▸ WHAT IS EXPECTED
All of the data should be output character for character, except the pictures.
--- begin ENTRIES ---
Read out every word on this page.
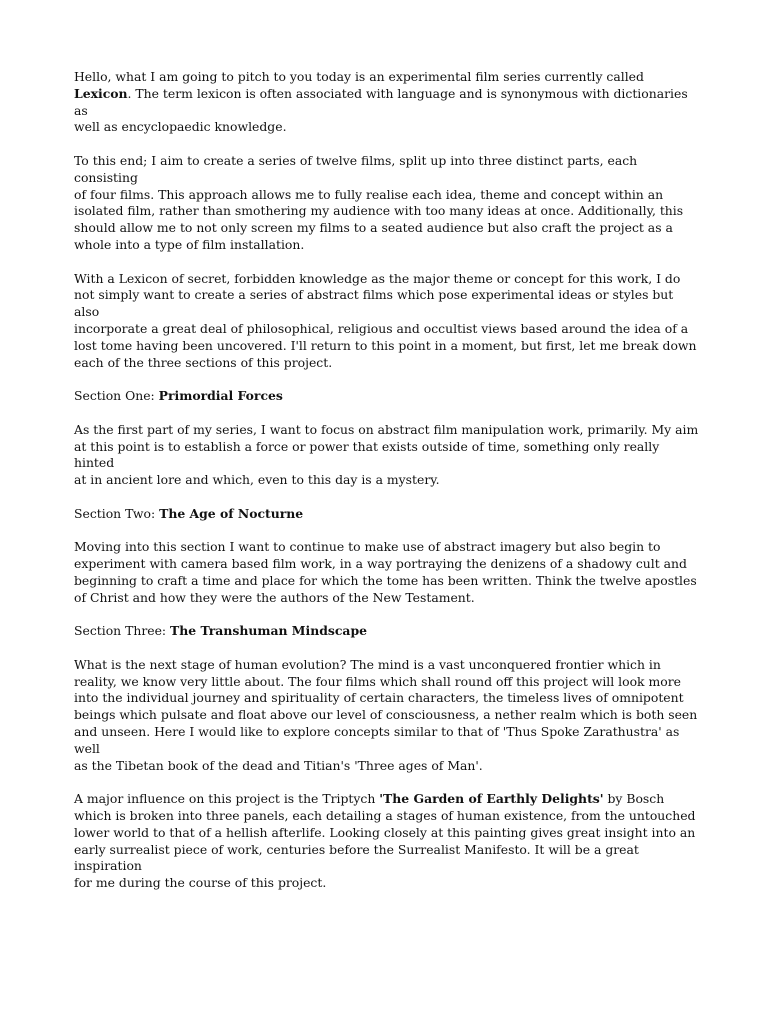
Hello, what I am going to pitch to you today is an experimental film series currently called
Lexicon. The term lexicon is often associated with language and is synonymous with dictionaries as
well as encyclopaedic knowledge.

To this end; I aim to create a series of twelve films, split up into three distinct parts, each consisting
of four films. This approach allows me to fully realise each idea, theme and concept within an
isolated film, rather than smothering my audience with too many ideas at once. Additionally, this
should allow me to not only screen my films to a seated audience but also craft the project as a
whole into a type of film installation.

With a Lexicon of secret, forbidden knowledge as the major theme or concept for this work, I do
not simply want to create a series of abstract films which pose experimental ideas or styles but also
incorporate a great deal of philosophical, religious and occultist views based around the idea of a
lost tome having been uncovered. I'll return to this point in a moment, but first, let me break down
each of the three sections of this project.

Section One: Primordial Forces

As the first part of my series, I want to focus on abstract film manipulation work, primarily. My aim
at this point is to establish a force or power that exists outside of time, something only really hinted
at in ancient lore and which, even to this day is a mystery.

Section Two: The Age of Nocturne

Moving into this section I want to continue to make use of abstract imagery but also begin to
experiment with camera based film work, in a way portraying the denizens of a shadowy cult and
beginning to craft a time and place for which the tome has been written. Think the twelve apostles
of Christ and how they were the authors of the New Testament.

Section Three: The Transhuman Mindscape

What is the next stage of human evolution? The mind is a vast unconquered frontier which in
reality, we know very little about. The four films which shall round off this project will look more
into the individual journey and spirituality of certain characters, the timeless lives of omnipotent
beings which pulsate and float above our level of consciousness, a nether realm which is both seen
and unseen. Here I would like to explore concepts similar to that of 'Thus Spoke Zarathustra' as well
as the Tibetan book of the dead and Titian's 'Three ages of Man'.

A major influence on this project is the Triptych 'The Garden of Earthly Delights' by Bosch
which is broken into three panels, each detailing a stages of human existence, from the untouched
lower world to that of a hellish afterlife. Looking closely at this painting gives great insight into an
early surrealist piece of work, centuries before the Surrealist Manifesto. It will be a great inspiration
for me during the course of this project.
--- end ENTRIES ---
▸ RESPONSE
Read out every word on this page.
Hello, what I am going to pitch to you today is an experimental film series currently called
Lexicon. The term lexicon is often associated with language and is synonymous with dictionaries as
well as encyclopaedic knowledge.

To this end; I aim to create a series of twelve films, split up into three distinct parts, each consisting
of four films. This approach allows me to fully realise each idea, theme and concept within an
isolated film, rather than smothering my audience with too many ideas at once. Additionally, this
should allow me to not only screen my films to a seated audience but also craft the project as a
whole into a type of film installation.

With a Lexicon of secret, forbidden knowledge as the major theme or concept for this work, I do
not simply want to create a series of abstract films which pose experimental ideas or styles but also
incorporate a great deal of philosophical, religious and occultist views based around the idea of a
lost tome having been uncovered. I'll return to this point in a moment, but first, let me break down
each of the three sections of this project.

Section One: Primordial Forces

As the first part of my series, I want to focus on abstract film manipulation work, primarily. My aim
at this point is to establish a force or power that exists outside of time, something only really hinted
at in ancient lore and which, even to this day is a mystery.

Section Two: The Age of Nocturne

Moving into this section I want to continue to make use of abstract imagery but also begin to
experiment with camera based film work, in a way portraying the denizens of a shadowy cult and
beginning to craft a time and place for which the tome has been written. Think the twelve apostles
of Christ and how they were the authors of the New Testament.

Section Three: The Transhuman Mindscape

What is the next stage of human evolution? The mind is a vast unconquered frontier which in
reality, we know very little about. The four films which shall round off this project will look more
into the individual journey and spirituality of certain characters, the timeless lives of omnipotent
beings which pulsate and float above our level of consciousness, a nether realm which is both seen
and unseen. Here I would like to explore concepts similar to that of 'Thus Spoke Zarathustra' as well
as the Tibetan book of the dead and Titian's 'Three ages of Man'.

A major influence on this project is the Triptych 'The Garden of Earthly Delights' by Bosch
which is broken into three panels, each detailing a stages of human existence, from the untouched
lower world to that of a hellish afterlife. Looking closely at this painting gives great insight into an
early surrealist piece of work, centuries before the Surrealist Manifesto. It will be a great inspiration
for me during the course of this project.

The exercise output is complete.